> [What to do] Take every line that has the string "object" and copy it out.

> [Records shown]
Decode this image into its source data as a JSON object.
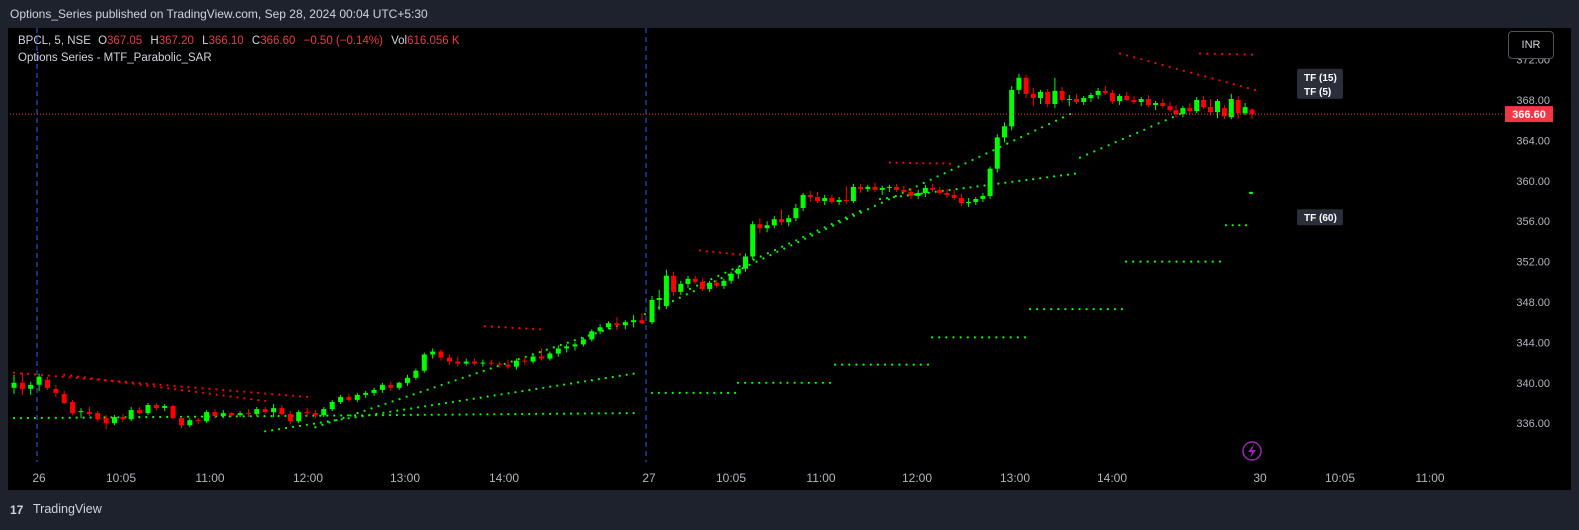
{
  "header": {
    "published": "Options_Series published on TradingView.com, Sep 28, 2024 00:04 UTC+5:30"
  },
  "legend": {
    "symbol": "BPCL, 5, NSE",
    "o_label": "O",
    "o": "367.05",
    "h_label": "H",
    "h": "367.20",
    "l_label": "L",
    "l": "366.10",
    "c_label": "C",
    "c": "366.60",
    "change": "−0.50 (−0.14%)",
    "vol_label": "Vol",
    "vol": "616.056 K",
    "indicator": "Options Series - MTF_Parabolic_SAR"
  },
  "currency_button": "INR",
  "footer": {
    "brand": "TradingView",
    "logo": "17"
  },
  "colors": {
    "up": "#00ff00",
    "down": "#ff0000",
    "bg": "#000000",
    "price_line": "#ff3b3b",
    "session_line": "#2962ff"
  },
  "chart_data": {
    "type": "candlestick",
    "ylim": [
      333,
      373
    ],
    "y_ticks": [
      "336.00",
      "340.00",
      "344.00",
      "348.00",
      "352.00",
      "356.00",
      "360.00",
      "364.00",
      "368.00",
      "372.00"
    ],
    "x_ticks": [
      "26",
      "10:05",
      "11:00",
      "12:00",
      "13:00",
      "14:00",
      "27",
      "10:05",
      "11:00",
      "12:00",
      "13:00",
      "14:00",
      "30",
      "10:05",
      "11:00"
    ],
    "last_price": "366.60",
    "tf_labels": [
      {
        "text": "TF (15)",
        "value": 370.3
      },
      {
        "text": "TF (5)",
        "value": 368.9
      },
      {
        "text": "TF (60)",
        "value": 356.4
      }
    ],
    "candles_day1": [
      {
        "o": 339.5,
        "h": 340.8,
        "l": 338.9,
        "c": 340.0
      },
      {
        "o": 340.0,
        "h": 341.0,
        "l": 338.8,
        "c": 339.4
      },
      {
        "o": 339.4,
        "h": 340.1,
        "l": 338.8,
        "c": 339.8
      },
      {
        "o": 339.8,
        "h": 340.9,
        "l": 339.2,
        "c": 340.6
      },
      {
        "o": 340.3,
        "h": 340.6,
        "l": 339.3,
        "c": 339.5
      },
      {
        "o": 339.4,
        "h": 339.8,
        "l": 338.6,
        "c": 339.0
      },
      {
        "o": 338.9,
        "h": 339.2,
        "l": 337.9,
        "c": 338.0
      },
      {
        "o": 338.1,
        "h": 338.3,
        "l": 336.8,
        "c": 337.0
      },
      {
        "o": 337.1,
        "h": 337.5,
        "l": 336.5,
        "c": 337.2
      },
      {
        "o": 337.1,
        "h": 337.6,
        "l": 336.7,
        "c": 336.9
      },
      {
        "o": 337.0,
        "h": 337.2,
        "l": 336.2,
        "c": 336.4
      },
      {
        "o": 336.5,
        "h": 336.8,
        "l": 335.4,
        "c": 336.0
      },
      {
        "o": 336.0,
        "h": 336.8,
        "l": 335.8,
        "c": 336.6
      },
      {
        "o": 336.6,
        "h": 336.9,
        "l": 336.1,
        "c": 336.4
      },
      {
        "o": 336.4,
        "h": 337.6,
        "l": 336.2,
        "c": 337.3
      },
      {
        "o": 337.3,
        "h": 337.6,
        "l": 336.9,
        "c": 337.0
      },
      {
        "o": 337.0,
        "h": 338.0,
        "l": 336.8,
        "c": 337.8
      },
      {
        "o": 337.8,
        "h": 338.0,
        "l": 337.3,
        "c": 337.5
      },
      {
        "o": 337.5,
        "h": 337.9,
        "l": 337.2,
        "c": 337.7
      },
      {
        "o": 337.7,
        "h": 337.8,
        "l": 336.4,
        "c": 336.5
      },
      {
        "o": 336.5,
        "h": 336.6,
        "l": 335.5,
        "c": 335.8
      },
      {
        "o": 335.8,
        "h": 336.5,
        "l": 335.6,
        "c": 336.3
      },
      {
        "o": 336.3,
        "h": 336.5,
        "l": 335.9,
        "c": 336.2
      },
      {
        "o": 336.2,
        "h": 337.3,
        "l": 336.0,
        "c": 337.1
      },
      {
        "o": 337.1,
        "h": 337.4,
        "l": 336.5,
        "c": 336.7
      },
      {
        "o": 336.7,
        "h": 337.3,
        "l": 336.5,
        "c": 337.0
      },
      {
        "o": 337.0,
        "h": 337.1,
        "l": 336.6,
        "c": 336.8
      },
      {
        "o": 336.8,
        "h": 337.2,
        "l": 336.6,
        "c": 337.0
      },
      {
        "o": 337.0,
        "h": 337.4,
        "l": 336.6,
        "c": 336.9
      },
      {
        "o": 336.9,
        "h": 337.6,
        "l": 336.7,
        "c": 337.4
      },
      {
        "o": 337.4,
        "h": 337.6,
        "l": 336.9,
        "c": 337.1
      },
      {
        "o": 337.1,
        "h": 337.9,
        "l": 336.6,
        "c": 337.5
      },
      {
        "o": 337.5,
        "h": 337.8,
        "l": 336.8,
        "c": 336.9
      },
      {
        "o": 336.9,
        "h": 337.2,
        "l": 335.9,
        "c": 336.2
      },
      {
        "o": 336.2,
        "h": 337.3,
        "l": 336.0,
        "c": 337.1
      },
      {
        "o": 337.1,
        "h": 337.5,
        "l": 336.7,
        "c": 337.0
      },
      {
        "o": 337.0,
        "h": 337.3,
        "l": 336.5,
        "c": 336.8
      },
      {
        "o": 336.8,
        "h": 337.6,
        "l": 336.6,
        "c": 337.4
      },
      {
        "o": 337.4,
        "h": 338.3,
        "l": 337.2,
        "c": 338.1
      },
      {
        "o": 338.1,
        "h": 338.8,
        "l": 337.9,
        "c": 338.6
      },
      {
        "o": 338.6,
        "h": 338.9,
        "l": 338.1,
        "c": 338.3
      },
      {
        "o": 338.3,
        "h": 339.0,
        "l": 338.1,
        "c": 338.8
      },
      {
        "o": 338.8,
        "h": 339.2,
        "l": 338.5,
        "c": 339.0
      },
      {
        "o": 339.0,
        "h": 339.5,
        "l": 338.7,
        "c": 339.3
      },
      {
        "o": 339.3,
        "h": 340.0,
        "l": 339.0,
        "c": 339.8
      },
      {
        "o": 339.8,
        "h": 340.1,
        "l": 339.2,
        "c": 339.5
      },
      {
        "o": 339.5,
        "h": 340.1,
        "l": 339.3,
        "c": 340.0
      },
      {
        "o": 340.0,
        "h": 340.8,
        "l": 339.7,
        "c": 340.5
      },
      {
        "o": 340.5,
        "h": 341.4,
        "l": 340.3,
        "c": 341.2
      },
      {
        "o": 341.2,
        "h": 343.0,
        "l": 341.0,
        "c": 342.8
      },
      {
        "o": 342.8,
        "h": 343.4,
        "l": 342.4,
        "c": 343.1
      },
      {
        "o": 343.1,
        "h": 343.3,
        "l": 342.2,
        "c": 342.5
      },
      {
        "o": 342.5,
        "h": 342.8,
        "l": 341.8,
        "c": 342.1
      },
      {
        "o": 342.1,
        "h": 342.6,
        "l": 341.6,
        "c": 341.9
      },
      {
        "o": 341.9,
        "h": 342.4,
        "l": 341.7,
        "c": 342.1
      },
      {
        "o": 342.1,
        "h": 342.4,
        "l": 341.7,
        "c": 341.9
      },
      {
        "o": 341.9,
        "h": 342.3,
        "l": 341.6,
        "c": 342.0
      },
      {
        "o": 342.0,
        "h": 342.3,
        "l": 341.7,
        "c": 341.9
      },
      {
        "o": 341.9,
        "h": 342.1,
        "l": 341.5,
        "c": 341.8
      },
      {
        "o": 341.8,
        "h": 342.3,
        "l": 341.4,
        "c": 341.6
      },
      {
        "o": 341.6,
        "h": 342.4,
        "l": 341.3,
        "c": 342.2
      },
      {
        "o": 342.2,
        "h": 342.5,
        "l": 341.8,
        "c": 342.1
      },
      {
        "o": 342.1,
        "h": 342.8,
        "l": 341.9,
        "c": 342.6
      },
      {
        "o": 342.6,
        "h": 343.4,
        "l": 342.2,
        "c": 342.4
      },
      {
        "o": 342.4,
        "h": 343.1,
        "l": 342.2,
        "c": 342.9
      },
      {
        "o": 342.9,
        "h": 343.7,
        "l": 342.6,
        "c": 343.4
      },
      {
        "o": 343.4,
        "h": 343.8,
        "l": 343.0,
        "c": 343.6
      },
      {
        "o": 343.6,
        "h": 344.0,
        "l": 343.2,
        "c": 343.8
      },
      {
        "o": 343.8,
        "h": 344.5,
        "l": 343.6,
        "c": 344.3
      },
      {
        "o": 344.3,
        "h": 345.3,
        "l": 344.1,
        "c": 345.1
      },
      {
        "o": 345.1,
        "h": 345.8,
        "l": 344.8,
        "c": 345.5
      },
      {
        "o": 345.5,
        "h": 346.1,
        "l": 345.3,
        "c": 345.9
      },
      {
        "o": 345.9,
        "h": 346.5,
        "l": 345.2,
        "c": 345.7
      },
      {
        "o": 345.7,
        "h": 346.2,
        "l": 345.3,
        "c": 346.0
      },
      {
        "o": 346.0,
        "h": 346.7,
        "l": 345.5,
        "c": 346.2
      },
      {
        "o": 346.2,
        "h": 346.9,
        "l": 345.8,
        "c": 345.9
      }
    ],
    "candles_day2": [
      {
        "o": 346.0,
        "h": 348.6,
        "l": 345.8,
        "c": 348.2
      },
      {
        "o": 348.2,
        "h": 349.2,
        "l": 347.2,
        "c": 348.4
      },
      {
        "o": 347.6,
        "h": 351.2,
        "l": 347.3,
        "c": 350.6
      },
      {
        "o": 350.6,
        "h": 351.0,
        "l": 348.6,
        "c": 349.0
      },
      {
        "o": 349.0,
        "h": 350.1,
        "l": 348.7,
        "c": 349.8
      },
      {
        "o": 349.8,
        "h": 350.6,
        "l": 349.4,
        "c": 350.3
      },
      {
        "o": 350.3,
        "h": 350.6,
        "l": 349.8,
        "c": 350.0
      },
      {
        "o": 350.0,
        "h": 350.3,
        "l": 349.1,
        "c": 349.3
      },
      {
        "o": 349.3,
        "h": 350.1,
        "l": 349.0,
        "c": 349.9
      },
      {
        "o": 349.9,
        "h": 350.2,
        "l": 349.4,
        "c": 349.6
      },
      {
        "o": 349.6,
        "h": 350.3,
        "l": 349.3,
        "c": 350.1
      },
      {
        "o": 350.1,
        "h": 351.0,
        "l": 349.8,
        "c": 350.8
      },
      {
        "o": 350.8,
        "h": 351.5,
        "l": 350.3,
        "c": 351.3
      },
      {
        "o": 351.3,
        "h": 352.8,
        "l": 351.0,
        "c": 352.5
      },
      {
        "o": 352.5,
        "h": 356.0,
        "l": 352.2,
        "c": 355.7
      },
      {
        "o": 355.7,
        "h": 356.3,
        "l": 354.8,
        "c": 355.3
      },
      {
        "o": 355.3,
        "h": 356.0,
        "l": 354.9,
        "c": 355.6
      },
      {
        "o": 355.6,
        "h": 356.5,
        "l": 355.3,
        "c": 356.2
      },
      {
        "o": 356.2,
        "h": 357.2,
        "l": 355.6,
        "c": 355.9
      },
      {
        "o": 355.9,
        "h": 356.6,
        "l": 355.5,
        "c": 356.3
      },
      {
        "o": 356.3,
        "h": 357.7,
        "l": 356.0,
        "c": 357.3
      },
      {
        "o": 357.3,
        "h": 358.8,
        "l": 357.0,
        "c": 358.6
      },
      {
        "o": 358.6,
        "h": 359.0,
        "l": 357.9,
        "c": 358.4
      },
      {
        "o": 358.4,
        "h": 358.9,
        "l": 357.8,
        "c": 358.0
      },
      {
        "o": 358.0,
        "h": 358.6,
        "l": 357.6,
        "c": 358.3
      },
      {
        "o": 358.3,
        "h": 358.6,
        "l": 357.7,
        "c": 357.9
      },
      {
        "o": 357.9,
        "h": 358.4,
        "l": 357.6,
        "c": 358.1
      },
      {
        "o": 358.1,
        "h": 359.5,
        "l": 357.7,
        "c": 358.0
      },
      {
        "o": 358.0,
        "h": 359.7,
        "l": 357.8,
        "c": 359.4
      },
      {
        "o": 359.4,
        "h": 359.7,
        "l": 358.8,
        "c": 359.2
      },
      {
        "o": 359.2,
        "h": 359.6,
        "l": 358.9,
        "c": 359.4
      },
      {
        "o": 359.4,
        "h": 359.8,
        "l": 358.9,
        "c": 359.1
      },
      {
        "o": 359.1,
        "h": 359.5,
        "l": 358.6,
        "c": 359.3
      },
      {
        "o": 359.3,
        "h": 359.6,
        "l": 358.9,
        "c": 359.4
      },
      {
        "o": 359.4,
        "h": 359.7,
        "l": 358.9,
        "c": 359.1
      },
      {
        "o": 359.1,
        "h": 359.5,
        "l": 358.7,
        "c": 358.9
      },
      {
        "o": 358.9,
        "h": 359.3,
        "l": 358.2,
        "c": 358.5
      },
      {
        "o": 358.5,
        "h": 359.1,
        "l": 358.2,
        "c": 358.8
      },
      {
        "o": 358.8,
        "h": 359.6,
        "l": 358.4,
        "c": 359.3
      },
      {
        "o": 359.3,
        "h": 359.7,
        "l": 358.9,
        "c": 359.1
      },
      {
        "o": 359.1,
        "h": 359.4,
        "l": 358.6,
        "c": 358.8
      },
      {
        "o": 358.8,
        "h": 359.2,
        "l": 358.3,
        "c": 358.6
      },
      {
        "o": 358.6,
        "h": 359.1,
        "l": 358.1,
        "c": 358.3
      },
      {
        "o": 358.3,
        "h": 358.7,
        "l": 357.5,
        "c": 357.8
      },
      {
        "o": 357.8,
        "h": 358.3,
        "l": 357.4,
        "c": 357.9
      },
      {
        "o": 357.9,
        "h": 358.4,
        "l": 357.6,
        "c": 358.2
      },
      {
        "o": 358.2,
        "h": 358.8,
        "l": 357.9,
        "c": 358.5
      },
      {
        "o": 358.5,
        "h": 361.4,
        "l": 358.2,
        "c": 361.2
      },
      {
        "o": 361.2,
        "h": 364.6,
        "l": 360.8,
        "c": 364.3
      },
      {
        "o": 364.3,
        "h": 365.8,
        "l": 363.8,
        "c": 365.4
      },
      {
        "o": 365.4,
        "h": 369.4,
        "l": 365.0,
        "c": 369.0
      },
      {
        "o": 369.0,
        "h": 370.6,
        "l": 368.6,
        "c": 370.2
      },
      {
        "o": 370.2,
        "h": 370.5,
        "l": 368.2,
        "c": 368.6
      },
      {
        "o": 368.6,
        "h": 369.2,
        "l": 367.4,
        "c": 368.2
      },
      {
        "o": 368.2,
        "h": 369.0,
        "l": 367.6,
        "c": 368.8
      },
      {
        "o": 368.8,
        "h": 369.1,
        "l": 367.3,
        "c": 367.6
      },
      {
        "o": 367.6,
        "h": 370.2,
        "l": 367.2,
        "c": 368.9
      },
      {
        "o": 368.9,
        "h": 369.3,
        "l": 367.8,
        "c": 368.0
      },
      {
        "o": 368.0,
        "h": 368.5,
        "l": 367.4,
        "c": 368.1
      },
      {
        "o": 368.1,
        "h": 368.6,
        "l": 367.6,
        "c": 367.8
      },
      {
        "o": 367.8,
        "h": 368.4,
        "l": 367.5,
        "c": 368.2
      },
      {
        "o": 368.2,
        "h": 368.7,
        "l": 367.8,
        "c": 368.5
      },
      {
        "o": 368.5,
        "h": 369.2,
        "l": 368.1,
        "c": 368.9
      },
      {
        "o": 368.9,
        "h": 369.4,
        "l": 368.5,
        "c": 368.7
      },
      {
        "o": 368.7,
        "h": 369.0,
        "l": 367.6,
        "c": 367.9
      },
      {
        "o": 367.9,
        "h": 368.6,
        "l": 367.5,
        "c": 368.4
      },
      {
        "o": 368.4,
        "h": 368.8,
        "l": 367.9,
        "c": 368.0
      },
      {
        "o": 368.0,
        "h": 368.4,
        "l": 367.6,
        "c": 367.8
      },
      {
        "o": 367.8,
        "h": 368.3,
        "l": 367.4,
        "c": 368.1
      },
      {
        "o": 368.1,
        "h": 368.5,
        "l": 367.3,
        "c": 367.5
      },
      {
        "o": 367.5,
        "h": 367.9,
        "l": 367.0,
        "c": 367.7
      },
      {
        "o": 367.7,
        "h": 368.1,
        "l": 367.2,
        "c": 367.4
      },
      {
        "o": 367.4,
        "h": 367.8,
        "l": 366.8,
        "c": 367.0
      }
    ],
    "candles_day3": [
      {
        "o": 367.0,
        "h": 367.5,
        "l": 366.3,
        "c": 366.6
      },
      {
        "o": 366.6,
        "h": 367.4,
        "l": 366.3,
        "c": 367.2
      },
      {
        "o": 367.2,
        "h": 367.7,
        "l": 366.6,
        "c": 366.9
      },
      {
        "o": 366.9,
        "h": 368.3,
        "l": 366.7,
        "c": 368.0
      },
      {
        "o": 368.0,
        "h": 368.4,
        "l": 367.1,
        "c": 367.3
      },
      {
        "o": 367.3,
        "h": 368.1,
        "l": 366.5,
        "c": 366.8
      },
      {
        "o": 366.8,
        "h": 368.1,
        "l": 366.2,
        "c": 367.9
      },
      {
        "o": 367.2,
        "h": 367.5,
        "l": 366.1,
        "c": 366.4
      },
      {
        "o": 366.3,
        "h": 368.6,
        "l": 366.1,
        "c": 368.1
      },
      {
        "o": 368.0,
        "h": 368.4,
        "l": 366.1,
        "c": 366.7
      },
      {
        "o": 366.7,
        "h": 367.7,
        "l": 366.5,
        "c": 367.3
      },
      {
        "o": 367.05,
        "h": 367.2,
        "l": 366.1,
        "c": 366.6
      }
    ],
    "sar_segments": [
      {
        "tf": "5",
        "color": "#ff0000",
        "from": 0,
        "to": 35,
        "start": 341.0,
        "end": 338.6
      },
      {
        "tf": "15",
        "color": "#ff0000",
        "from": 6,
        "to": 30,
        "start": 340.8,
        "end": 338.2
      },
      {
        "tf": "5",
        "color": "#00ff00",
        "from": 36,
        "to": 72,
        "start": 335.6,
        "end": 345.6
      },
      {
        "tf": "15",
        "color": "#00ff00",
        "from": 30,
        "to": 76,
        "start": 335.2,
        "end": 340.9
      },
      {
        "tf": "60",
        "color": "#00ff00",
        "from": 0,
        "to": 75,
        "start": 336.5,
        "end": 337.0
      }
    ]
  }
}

* * *

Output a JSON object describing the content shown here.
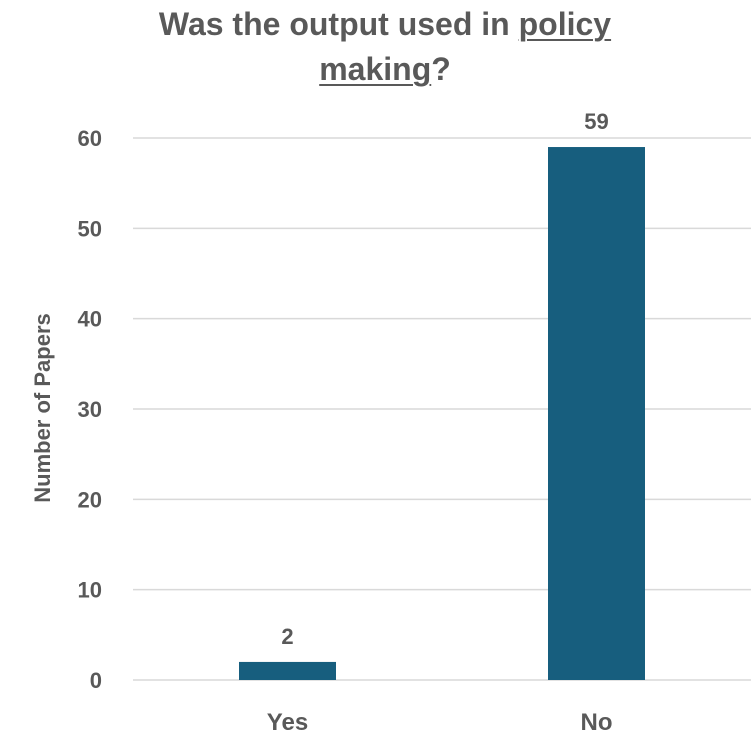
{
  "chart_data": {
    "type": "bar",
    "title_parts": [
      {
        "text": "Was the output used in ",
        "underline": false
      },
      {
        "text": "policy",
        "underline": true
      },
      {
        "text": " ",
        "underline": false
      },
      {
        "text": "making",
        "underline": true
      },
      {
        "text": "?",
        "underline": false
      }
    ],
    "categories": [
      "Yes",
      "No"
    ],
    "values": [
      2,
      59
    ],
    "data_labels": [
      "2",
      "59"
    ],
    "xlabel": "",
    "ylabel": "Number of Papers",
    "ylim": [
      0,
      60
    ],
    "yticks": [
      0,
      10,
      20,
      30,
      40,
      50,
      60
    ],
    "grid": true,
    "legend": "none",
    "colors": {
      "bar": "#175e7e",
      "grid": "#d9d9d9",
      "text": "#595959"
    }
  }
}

> [Result of this exercise]
Decode this image into its source data as a JSON object.
Output a JSON object describing the content shown here.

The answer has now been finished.